What to do ▸
Lines that hold the word "Temperature" should be located and copied.

——

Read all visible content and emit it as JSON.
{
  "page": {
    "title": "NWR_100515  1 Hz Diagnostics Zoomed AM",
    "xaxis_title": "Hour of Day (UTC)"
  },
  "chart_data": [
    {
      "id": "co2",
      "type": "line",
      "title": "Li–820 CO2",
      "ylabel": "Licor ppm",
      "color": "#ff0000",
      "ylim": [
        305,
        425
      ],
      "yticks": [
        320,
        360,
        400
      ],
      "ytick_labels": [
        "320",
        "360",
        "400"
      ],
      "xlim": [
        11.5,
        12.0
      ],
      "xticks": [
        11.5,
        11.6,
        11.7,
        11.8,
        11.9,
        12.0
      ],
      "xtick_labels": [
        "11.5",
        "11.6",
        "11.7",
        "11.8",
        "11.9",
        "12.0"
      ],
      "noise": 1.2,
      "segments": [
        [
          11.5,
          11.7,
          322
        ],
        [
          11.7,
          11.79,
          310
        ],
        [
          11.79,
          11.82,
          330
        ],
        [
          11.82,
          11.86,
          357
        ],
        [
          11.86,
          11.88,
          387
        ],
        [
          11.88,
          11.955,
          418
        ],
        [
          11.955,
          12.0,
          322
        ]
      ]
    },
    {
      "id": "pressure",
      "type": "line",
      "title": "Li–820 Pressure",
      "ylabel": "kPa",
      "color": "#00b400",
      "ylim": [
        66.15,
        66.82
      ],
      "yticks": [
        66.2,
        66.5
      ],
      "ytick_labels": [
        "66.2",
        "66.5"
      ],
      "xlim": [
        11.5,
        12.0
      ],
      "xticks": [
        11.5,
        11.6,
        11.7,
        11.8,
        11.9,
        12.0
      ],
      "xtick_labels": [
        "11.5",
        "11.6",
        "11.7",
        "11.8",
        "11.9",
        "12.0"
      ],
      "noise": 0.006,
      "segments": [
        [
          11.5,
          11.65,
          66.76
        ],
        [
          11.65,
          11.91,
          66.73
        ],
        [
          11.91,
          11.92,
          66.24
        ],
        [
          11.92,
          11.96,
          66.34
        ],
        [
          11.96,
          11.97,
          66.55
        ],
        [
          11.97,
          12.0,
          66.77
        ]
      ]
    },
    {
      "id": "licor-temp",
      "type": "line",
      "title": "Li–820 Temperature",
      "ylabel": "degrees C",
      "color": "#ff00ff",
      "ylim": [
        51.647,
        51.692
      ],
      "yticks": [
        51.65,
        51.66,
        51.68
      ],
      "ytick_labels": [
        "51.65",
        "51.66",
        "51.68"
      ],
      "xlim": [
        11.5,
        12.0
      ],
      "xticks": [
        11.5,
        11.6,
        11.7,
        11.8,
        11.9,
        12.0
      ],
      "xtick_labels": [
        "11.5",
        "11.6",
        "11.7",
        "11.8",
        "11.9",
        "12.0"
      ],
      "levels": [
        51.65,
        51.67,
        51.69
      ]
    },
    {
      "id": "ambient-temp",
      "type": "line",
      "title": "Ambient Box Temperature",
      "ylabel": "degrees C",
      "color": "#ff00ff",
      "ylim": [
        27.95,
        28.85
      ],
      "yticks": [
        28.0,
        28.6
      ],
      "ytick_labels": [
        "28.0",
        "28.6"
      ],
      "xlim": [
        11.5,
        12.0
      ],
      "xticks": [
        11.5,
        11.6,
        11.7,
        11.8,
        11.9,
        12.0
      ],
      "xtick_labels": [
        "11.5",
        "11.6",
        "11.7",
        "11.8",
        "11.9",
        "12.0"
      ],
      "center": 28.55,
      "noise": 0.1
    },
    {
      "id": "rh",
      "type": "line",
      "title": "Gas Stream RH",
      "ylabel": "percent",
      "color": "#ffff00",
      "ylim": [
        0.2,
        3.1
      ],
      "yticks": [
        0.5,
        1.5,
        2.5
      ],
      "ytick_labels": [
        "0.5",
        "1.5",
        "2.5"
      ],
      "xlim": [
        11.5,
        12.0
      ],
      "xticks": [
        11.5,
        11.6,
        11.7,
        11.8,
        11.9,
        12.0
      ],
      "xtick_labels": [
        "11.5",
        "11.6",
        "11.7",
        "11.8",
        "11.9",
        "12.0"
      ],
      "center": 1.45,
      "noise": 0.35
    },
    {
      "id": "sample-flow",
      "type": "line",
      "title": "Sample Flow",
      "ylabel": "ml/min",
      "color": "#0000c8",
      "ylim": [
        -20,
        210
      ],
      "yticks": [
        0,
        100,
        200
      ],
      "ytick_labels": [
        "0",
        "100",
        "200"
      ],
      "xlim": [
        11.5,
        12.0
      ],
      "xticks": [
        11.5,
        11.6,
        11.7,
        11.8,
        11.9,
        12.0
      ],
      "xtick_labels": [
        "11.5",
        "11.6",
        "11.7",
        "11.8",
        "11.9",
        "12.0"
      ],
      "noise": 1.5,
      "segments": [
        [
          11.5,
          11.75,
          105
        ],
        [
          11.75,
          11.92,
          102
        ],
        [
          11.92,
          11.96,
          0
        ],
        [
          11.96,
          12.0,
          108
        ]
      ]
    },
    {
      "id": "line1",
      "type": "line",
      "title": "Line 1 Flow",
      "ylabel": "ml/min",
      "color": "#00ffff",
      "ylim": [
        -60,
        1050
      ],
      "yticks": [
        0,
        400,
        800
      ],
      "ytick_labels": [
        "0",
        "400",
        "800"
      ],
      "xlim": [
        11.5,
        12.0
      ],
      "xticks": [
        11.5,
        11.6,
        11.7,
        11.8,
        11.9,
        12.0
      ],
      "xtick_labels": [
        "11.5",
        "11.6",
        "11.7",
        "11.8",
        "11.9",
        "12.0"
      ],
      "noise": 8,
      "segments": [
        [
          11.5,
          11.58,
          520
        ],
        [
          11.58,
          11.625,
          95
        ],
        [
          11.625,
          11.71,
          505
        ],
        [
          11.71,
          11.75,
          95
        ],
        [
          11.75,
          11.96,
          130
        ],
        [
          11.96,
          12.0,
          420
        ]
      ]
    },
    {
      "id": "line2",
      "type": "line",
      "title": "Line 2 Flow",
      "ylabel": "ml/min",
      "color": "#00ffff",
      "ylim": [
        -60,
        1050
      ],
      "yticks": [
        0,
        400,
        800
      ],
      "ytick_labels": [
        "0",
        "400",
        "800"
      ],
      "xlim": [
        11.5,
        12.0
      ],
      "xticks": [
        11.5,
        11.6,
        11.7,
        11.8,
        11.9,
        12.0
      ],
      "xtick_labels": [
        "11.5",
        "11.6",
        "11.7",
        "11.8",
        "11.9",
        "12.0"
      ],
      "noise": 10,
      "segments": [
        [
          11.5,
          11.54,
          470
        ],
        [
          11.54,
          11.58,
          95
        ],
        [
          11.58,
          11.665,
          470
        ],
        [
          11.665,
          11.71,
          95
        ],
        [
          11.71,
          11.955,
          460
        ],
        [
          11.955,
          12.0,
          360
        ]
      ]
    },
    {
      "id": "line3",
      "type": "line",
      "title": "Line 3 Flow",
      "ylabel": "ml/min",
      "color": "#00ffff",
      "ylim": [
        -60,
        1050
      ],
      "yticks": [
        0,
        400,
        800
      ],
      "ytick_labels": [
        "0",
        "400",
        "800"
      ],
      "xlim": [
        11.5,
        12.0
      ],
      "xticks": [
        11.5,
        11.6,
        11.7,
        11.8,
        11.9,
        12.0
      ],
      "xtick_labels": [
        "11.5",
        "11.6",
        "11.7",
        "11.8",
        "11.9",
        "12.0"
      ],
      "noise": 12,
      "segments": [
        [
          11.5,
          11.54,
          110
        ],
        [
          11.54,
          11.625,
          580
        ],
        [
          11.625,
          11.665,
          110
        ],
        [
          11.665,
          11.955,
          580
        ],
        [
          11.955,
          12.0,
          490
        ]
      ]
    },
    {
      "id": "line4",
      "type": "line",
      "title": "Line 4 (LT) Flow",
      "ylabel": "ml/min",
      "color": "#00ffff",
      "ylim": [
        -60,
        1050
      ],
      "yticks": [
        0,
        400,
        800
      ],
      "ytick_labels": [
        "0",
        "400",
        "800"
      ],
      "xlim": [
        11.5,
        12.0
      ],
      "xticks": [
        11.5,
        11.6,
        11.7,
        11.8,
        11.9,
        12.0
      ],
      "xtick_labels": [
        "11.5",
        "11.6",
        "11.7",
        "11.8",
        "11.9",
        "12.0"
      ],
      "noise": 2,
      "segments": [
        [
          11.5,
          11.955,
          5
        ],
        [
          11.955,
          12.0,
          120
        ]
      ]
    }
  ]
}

——

Result ▸
      "title": "Li–820 Temperature",
      "title": "Ambient Box Temperature",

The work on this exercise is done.